§ EXERCISE
Write each line out again exactly as written.

+++ DATA SUPPLIED

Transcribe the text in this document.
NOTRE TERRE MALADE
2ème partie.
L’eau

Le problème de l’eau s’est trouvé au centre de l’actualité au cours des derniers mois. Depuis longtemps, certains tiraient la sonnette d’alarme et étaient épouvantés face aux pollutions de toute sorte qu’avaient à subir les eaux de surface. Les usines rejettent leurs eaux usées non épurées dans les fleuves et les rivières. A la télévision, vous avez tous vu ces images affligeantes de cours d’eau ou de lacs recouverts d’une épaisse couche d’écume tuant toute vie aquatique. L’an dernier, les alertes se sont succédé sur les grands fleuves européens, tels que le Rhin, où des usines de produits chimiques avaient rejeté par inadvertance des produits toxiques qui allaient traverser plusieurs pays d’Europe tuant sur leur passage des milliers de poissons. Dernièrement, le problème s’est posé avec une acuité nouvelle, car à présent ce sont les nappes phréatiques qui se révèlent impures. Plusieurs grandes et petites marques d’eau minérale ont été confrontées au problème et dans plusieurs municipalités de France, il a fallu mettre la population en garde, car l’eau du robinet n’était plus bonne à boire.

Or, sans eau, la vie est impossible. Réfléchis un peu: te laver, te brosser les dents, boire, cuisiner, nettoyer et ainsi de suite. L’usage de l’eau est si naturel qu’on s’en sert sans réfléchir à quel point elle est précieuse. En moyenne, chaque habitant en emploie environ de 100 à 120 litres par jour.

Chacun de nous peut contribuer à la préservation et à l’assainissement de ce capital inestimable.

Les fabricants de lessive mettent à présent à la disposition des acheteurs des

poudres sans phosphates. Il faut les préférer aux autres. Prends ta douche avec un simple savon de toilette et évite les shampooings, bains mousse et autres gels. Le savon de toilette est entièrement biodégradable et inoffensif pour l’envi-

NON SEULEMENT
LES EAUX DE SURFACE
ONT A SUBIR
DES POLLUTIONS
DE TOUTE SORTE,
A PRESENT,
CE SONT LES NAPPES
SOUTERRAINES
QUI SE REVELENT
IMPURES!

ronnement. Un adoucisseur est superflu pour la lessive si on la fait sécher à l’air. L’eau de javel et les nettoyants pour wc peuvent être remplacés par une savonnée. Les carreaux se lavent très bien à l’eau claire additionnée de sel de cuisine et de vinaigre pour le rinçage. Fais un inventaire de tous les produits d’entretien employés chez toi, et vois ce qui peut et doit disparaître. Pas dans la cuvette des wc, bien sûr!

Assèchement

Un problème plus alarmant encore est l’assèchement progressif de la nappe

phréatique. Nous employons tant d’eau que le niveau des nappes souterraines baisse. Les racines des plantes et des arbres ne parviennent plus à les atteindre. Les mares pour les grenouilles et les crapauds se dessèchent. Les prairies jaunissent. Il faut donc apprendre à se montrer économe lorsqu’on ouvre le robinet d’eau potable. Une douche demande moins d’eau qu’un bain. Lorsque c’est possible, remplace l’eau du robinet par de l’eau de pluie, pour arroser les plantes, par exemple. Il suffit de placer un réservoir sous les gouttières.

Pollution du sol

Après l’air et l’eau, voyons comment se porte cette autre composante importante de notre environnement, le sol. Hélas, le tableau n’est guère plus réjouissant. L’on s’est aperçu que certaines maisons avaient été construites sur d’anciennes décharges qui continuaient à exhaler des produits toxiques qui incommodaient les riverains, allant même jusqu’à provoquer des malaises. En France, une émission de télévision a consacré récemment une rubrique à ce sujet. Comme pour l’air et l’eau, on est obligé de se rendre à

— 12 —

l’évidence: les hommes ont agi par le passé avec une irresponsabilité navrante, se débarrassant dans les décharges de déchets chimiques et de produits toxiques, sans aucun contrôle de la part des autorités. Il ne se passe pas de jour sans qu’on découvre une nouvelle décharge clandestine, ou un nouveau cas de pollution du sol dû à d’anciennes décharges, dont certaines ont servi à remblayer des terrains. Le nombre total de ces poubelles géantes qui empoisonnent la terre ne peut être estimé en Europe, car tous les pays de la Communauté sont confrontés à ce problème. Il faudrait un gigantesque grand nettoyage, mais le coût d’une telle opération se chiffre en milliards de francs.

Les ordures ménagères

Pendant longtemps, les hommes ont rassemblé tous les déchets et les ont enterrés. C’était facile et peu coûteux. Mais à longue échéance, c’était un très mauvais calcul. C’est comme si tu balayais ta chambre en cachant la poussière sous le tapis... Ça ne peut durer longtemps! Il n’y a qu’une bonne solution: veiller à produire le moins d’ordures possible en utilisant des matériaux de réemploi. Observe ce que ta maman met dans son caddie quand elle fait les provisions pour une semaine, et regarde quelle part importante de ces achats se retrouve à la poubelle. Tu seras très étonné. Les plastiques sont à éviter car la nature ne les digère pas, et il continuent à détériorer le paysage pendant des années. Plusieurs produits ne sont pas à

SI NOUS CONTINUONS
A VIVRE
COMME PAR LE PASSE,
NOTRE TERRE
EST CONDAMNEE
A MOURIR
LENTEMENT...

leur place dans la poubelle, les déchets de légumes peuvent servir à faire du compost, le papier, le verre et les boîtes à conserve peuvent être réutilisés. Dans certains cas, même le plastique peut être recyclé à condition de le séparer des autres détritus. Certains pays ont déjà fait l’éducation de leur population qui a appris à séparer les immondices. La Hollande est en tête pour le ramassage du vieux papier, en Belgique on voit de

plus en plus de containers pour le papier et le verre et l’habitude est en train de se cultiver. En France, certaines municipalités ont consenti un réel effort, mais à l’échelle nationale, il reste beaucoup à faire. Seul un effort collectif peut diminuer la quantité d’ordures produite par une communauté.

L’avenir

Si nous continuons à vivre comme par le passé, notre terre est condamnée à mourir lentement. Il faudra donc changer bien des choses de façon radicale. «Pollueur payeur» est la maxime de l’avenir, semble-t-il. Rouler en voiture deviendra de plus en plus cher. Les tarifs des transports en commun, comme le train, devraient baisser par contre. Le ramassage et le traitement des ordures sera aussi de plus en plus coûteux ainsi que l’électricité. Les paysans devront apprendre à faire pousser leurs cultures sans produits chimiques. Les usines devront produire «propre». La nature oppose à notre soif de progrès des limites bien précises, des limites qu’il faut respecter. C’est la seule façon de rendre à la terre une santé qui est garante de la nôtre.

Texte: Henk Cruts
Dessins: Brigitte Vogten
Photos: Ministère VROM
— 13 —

++++++

§ RESULT
Transcribe the text in this document.
NOTRE TERRE MALADE
2ème partie.
L’eau

Le problème de l’eau s’est trouvé au centre de l’actualité au cours des derniers mois. Depuis longtemps, certains tiraient la sonnette d’alarme et étaient épouvantés face aux pollutions de toute sorte qu’avaient à subir les eaux de surface. Les usines rejettent leurs eaux usées non épurées dans les fleuves et les rivières. A la télévision, vous avez tous vu ces images affligeantes de cours d’eau ou de lacs recouverts d’une épaisse couche d’écume tuant toute vie aquatique. L’an dernier, les alertes se sont succédé sur les grands fleuves européens, tels que le Rhin, où des usines de produits chimiques avaient rejeté par inadvertance des produits toxiques qui allaient traverser plusieurs pays d’Europe tuant sur leur passage des milliers de poissons. Dernièrement, le problème s’est posé avec une acuité nouvelle, car à présent ce sont les nappes phréatiques qui se révèlent impures. Plusieurs grandes et petites marques d’eau minérale ont été confrontées au problème et dans plusieurs municipalités de France, il a fallu mettre la population en garde, car l’eau du robinet n’était plus bonne à boire.

Or, sans eau, la vie est impossible. Réfléchis un peu: te laver, te brosser les dents, boire, cuisiner, nettoyer et ainsi de suite. L’usage de l’eau est si naturel qu’on s’en sert sans réfléchir à quel point elle est précieuse. En moyenne, chaque habitant en emploie environ de 100 à 120 litres par jour.

Chacun de nous peut contribuer à la préservation et à l’assainissement de ce capital inestimable.

Les fabricants de lessive mettent à présent à la disposition des acheteurs des

poudres sans phosphates. Il faut les préférer aux autres. Prends ta douche avec un simple savon de toilette et évite les shampooings, bains mousse et autres gels. Le savon de toilette est entièrement biodégradable et inoffensif pour l’envi-

NON SEULEMENT
LES EAUX DE SURFACE
ONT A SUBIR
DES POLLUTIONS
DE TOUTE SORTE,
A PRESENT,
CE SONT LES NAPPES
SOUTERRAINES
QUI SE REVELENT
IMPURES!

ronnement. Un adoucisseur est superflu pour la lessive si on la fait sécher à l’air. L’eau de javel et les nettoyants pour wc peuvent être remplacés par une savonnée. Les carreaux se lavent très bien à l’eau claire additionnée de sel de cuisine et de vinaigre pour le rinçage. Fais un inventaire de tous les produits d’entretien employés chez toi, et vois ce qui peut et doit disparaître. Pas dans la cuvette des wc, bien sûr!

Assèchement

Un problème plus alarmant encore est l’assèchement progressif de la nappe

phréatique. Nous employons tant d’eau que le niveau des nappes souterraines baisse. Les racines des plantes et des arbres ne parviennent plus à les atteindre. Les mares pour les grenouilles et les crapauds se dessèchent. Les prairies jaunissent. Il faut donc apprendre à se montrer économe lorsqu’on ouvre le robinet d’eau potable. Une douche demande moins d’eau qu’un bain. Lorsque c’est possible, remplace l’eau du robinet par de l’eau de pluie, pour arroser les plantes, par exemple. Il suffit de placer un réservoir sous les gouttières.

Pollution du sol

Après l’air et l’eau, voyons comment se porte cette autre composante importante de notre environnement, le sol. Hélas, le tableau n’est guère plus réjouissant. L’on s’est aperçu que certaines maisons avaient été construites sur d’anciennes décharges qui continuaient à exhaler des produits toxiques qui incommodaient les riverains, allant même jusqu’à provoquer des malaises. En France, une émission de télévision a consacré récemment une rubrique à ce sujet. Comme pour l’air et l’eau, on est obligé de se rendre à

— 12 —

l’évidence: les hommes ont agi par le passé avec une irresponsabilité navrante, se débarrassant dans les décharges de déchets chimiques et de produits toxiques, sans aucun contrôle de la part des autorités. Il ne se passe pas de jour sans qu’on découvre une nouvelle décharge clandestine, ou un nouveau cas de pollution du sol dû à d’anciennes décharges, dont certaines ont servi à remblayer des terrains. Le nombre total de ces poubelles géantes qui empoisonnent la terre ne peut être estimé en Europe, car tous les pays de la Communauté sont confrontés à ce problème. Il faudrait un gigantesque grand nettoyage, mais le coût d’une telle opération se chiffre en milliards de francs.

Les ordures ménagères

Pendant longtemps, les hommes ont rassemblé tous les déchets et les ont enterrés. C’était facile et peu coûteux. Mais à longue échéance, c’était un très mauvais calcul. C’est comme si tu balayais ta chambre en cachant la poussière sous le tapis... Ça ne peut durer longtemps! Il n’y a qu’une bonne solution: veiller à produire le moins d’ordures possible en utilisant des matériaux de réemploi. Observe ce que ta maman met dans son caddie quand elle fait les provisions pour une semaine, et regarde quelle part importante de ces achats se retrouve à la poubelle. Tu seras très étonné. Les plastiques sont à éviter car la nature ne les digère pas, et il continuent à détériorer le paysage pendant des années. Plusieurs produits ne sont pas à

SI NOUS CONTINUONS
A VIVRE
COMME PAR LE PASSE,
NOTRE TERRE
EST CONDAMNEE
A MOURIR
LENTEMENT...

leur place dans la poubelle, les déchets de légumes peuvent servir à faire du compost, le papier, le verre et les boîtes à conserve peuvent être réutilisés. Dans certains cas, même le plastique peut être recyclé à condition de le séparer des autres détritus. Certains pays ont déjà fait l’éducation de leur population qui a appris à séparer les immondices. La Hollande est en tête pour le ramassage du vieux papier, en Belgique on voit de

plus en plus de containers pour le papier et le verre et l’habitude est en train de se cultiver. En France, certaines municipalités ont consenti un réel effort, mais à l’échelle nationale, il reste beaucoup à faire. Seul un effort collectif peut diminuer la quantité d’ordures produite par une communauté.

L’avenir

Si nous continuons à vivre comme par le passé, notre terre est condamnée à mourir lentement. Il faudra donc changer bien des choses de façon radicale. «Pollueur payeur» est la maxime de l’avenir, semble-t-il. Rouler en voiture deviendra de plus en plus cher. Les tarifs des transports en commun, comme le train, devraient baisser par contre. Le ramassage et le traitement des ordures sera aussi de plus en plus coûteux ainsi que l’électricité. Les paysans devront apprendre à faire pousser leurs cultures sans produits chimiques. Les usines devront produire «propre». La nature oppose à notre soif de progrès des limites bien précises, des limites qu’il faut respecter. C’est la seule façon de rendre à la terre une santé qui est garante de la nôtre.

Texte: Henk Cruts
Dessins: Brigitte Vogten
Photos: Ministère VROM
— 13 —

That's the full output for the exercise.